> **Data for processing**
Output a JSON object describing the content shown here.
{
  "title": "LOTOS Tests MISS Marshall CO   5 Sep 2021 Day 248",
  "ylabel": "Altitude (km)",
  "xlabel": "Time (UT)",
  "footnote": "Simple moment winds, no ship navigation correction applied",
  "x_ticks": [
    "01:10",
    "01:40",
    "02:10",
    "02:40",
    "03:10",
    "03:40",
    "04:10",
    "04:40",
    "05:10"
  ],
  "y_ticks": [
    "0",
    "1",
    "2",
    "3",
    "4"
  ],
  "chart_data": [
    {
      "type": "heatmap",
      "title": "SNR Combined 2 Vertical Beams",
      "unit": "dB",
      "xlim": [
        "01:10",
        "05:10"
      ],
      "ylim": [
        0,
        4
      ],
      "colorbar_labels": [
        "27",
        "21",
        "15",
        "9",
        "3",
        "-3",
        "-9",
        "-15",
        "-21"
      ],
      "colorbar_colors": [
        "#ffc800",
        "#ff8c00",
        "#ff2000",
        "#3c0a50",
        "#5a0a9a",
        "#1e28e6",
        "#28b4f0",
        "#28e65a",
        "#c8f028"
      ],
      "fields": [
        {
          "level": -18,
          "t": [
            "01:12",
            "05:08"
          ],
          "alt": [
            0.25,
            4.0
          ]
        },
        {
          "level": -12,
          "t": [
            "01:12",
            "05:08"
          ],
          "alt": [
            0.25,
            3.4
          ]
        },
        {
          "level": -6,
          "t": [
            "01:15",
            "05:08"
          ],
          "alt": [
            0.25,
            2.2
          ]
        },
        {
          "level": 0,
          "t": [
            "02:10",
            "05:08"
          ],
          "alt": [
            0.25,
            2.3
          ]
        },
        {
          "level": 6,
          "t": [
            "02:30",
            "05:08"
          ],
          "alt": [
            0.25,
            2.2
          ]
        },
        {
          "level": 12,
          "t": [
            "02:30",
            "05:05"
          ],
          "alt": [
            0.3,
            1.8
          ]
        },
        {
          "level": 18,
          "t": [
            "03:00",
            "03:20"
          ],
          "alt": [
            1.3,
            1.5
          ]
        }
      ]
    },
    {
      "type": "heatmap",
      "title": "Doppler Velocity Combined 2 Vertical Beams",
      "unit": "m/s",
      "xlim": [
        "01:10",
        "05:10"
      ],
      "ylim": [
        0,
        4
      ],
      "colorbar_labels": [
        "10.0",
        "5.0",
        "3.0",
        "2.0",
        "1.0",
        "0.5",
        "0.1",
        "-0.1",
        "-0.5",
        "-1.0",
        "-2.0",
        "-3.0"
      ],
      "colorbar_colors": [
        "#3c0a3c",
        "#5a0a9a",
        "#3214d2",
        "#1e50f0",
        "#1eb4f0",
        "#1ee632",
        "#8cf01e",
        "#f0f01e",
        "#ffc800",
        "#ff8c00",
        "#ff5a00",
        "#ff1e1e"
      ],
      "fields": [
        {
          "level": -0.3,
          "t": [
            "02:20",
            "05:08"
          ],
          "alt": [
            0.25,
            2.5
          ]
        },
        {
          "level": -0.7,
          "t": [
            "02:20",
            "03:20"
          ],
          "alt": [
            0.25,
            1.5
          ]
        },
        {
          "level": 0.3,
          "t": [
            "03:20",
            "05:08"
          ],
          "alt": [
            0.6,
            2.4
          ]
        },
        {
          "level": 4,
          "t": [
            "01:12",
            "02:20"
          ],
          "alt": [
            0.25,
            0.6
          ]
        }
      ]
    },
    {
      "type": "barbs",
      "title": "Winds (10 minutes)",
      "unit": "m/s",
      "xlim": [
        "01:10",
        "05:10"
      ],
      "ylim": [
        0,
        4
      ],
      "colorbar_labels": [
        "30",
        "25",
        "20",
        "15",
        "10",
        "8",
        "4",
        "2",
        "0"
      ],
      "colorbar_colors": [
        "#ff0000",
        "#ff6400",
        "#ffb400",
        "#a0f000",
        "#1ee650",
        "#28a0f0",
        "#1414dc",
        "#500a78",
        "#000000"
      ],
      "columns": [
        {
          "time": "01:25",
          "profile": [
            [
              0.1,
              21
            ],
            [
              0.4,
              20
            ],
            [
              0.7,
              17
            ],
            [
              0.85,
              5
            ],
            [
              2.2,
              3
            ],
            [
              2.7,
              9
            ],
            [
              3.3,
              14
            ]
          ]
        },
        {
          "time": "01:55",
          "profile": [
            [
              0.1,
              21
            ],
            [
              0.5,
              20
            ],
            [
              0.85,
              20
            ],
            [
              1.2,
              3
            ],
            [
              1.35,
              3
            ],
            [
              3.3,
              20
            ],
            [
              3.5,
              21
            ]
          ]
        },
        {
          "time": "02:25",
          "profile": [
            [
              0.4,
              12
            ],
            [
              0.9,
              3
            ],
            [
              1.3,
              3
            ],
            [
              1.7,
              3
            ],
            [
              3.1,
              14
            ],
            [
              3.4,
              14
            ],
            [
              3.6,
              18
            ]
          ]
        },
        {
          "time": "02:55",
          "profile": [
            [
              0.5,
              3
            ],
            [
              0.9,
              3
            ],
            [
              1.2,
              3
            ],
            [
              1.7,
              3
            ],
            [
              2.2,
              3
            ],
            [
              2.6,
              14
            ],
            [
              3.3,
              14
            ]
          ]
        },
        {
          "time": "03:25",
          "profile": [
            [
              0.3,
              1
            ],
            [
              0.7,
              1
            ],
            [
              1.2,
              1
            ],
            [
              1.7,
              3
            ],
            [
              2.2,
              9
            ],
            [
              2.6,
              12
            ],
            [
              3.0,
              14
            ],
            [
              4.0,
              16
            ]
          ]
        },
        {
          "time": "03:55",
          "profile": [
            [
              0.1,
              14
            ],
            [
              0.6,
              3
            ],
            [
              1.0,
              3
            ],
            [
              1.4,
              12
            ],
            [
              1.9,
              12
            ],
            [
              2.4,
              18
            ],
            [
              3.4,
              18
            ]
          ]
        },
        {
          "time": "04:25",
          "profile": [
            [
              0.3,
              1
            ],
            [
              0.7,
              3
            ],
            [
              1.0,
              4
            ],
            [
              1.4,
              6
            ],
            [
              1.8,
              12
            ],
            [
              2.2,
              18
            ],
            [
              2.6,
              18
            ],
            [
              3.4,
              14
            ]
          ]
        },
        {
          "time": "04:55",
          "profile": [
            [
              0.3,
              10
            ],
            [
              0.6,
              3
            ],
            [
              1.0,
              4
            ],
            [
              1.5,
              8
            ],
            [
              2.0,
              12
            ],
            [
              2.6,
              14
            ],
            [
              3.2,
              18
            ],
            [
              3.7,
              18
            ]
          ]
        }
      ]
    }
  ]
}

> **Task**
Reproduce each entry above exactly, keeping every word.

> **Response for this exercise**
Output a JSON object describing the content shown here.
{
  "title": "LOTOS Tests MISS Marshall CO   5 Sep 2021 Day 248",
  "ylabel": "Altitude (km)",
  "xlabel": "Time (UT)",
  "footnote": "Simple moment winds, no ship navigation correction applied",
  "x_ticks": [
    "01:10",
    "01:40",
    "02:10",
    "02:40",
    "03:10",
    "03:40",
    "04:10",
    "04:40",
    "05:10"
  ],
  "y_ticks": [
    "0",
    "1",
    "2",
    "3",
    "4"
  ],
  "chart_data": [
    {
      "type": "heatmap",
      "title": "SNR Combined 2 Vertical Beams",
      "unit": "dB",
      "xlim": [
        "01:10",
        "05:10"
      ],
      "ylim": [
        0,
        4
      ],
      "colorbar_labels": [
        "27",
        "21",
        "15",
        "9",
        "3",
        "-3",
        "-9",
        "-15",
        "-21"
      ],
      "colorbar_colors": [
        "#ffc800",
        "#ff8c00",
        "#ff2000",
        "#3c0a50",
        "#5a0a9a",
        "#1e28e6",
        "#28b4f0",
        "#28e65a",
        "#c8f028"
      ],
      "fields": [
        {
          "level": -18,
          "t": [
            "01:12",
            "05:08"
          ],
          "alt": [
            0.25,
            4.0
          ]
        },
        {
          "level": -12,
          "t": [
            "01:12",
            "05:08"
          ],
          "alt": [
            0.25,
            3.4
          ]
        },
        {
          "level": -6,
          "t": [
            "01:15",
            "05:08"
          ],
          "alt": [
            0.25,
            2.2
          ]
        },
        {
          "level": 0,
          "t": [
            "02:10",
            "05:08"
          ],
          "alt": [
            0.25,
            2.3
          ]
        },
        {
          "level": 6,
          "t": [
            "02:30",
            "05:08"
          ],
          "alt": [
            0.25,
            2.2
          ]
        },
        {
          "level": 12,
          "t": [
            "02:30",
            "05:05"
          ],
          "alt": [
            0.3,
            1.8
          ]
        },
        {
          "level": 18,
          "t": [
            "03:00",
            "03:20"
          ],
          "alt": [
            1.3,
            1.5
          ]
        }
      ]
    },
    {
      "type": "heatmap",
      "title": "Doppler Velocity Combined 2 Vertical Beams",
      "unit": "m/s",
      "xlim": [
        "01:10",
        "05:10"
      ],
      "ylim": [
        0,
        4
      ],
      "colorbar_labels": [
        "10.0",
        "5.0",
        "3.0",
        "2.0",
        "1.0",
        "0.5",
        "0.1",
        "-0.1",
        "-0.5",
        "-1.0",
        "-2.0",
        "-3.0"
      ],
      "colorbar_colors": [
        "#3c0a3c",
        "#5a0a9a",
        "#3214d2",
        "#1e50f0",
        "#1eb4f0",
        "#1ee632",
        "#8cf01e",
        "#f0f01e",
        "#ffc800",
        "#ff8c00",
        "#ff5a00",
        "#ff1e1e"
      ],
      "fields": [
        {
          "level": -0.3,
          "t": [
            "02:20",
            "05:08"
          ],
          "alt": [
            0.25,
            2.5
          ]
        },
        {
          "level": -0.7,
          "t": [
            "02:20",
            "03:20"
          ],
          "alt": [
            0.25,
            1.5
          ]
        },
        {
          "level": 0.3,
          "t": [
            "03:20",
            "05:08"
          ],
          "alt": [
            0.6,
            2.4
          ]
        },
        {
          "level": 4,
          "t": [
            "01:12",
            "02:20"
          ],
          "alt": [
            0.25,
            0.6
          ]
        }
      ]
    },
    {
      "type": "barbs",
      "title": "Winds (10 minutes)",
      "unit": "m/s",
      "xlim": [
        "01:10",
        "05:10"
      ],
      "ylim": [
        0,
        4
      ],
      "colorbar_labels": [
        "30",
        "25",
        "20",
        "15",
        "10",
        "8",
        "4",
        "2",
        "0"
      ],
      "colorbar_colors": [
        "#ff0000",
        "#ff6400",
        "#ffb400",
        "#a0f000",
        "#1ee650",
        "#28a0f0",
        "#1414dc",
        "#500a78",
        "#000000"
      ],
      "columns": [
        {
          "time": "01:25",
          "profile": [
            [
              0.1,
              21
            ],
            [
              0.4,
              20
            ],
            [
              0.7,
              17
            ],
            [
              0.85,
              5
            ],
            [
              2.2,
              3
            ],
            [
              2.7,
              9
            ],
            [
              3.3,
              14
            ]
          ]
        },
        {
          "time": "01:55",
          "profile": [
            [
              0.1,
              21
            ],
            [
              0.5,
              20
            ],
            [
              0.85,
              20
            ],
            [
              1.2,
              3
            ],
            [
              1.35,
              3
            ],
            [
              3.3,
              20
            ],
            [
              3.5,
              21
            ]
          ]
        },
        {
          "time": "02:25",
          "profile": [
            [
              0.4,
              12
            ],
            [
              0.9,
              3
            ],
            [
              1.3,
              3
            ],
            [
              1.7,
              3
            ],
            [
              3.1,
              14
            ],
            [
              3.4,
              14
            ],
            [
              3.6,
              18
            ]
          ]
        },
        {
          "time": "02:55",
          "profile": [
            [
              0.5,
              3
            ],
            [
              0.9,
              3
            ],
            [
              1.2,
              3
            ],
            [
              1.7,
              3
            ],
            [
              2.2,
              3
            ],
            [
              2.6,
              14
            ],
            [
              3.3,
              14
            ]
          ]
        },
        {
          "time": "03:25",
          "profile": [
            [
              0.3,
              1
            ],
            [
              0.7,
              1
            ],
            [
              1.2,
              1
            ],
            [
              1.7,
              3
            ],
            [
              2.2,
              9
            ],
            [
              2.6,
              12
            ],
            [
              3.0,
              14
            ],
            [
              4.0,
              16
            ]
          ]
        },
        {
          "time": "03:55",
          "profile": [
            [
              0.1,
              14
            ],
            [
              0.6,
              3
            ],
            [
              1.0,
              3
            ],
            [
              1.4,
              12
            ],
            [
              1.9,
              12
            ],
            [
              2.4,
              18
            ],
            [
              3.4,
              18
            ]
          ]
        },
        {
          "time": "04:25",
          "profile": [
            [
              0.3,
              1
            ],
            [
              0.7,
              3
            ],
            [
              1.0,
              4
            ],
            [
              1.4,
              6
            ],
            [
              1.8,
              12
            ],
            [
              2.2,
              18
            ],
            [
              2.6,
              18
            ],
            [
              3.4,
              14
            ]
          ]
        },
        {
          "time": "04:55",
          "profile": [
            [
              0.3,
              10
            ],
            [
              0.6,
              3
            ],
            [
              1.0,
              4
            ],
            [
              1.5,
              8
            ],
            [
              2.0,
              12
            ],
            [
              2.6,
              14
            ],
            [
              3.2,
              18
            ],
            [
              3.7,
              18
            ]
          ]
        }
      ]
    }
  ]
}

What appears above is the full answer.